Written request
Copy the data precisely, keeping every character.

━━━━━━

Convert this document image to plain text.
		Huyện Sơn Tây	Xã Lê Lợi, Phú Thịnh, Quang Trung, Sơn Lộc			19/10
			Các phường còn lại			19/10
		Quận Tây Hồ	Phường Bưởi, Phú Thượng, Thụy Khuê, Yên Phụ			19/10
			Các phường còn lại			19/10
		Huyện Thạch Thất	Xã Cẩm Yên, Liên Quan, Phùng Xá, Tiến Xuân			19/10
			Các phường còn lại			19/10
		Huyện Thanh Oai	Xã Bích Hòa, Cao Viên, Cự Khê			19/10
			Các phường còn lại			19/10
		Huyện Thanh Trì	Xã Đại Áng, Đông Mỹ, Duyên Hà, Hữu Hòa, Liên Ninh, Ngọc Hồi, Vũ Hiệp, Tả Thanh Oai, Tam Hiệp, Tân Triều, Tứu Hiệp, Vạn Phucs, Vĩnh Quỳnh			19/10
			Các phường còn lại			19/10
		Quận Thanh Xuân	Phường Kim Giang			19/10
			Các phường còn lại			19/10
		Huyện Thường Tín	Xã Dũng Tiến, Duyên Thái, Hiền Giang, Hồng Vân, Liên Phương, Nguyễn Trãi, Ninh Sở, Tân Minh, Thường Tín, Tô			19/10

━━━━━━

Worked solution
Convert this document image to plain text.
		Huyện Sơn Tây	Xã Lê Lợi, Phú Thịnh, Quang Trung, Sơn Lộc			19/10
			Các phường còn lại			19/10
		Quận Tây Hồ	Phường Bưởi, Phú Thượng, Thụy Khuê, Yên Phụ			19/10
			Các phường còn lại			19/10
		Huyện Thạch Thất	Xã Cẩm Yên, Liên Quan, Phùng Xá, Tiến Xuân			19/10
			Các phường còn lại			19/10
		Huyện Thanh Oai	Xã Bích Hòa, Cao Viên, Cự Khê			19/10
			Các phường còn lại			19/10
		Huyện Thanh Trì	Xã Đại Áng, Đông Mỹ, Duyên Hà, Hữu Hòa, Liên Ninh, Ngọc Hồi, Vũ Hiệp, Tả Thanh Oai, Tam Hiệp, Tân Triều, Tứu Hiệp, Vạn Phucs, Vĩnh Quỳnh			19/10
			Các phường còn lại			19/10
		Quận Thanh Xuân	Phường Kim Giang			19/10
			Các phường còn lại			19/10
		Huyện Thường Tín	Xã Dũng Tiến, Duyên Thái, Hiền Giang, Hồng Vân, Liên Phương, Nguyễn Trãi, Ninh Sở, Tân Minh, Thường Tín, Tô			19/10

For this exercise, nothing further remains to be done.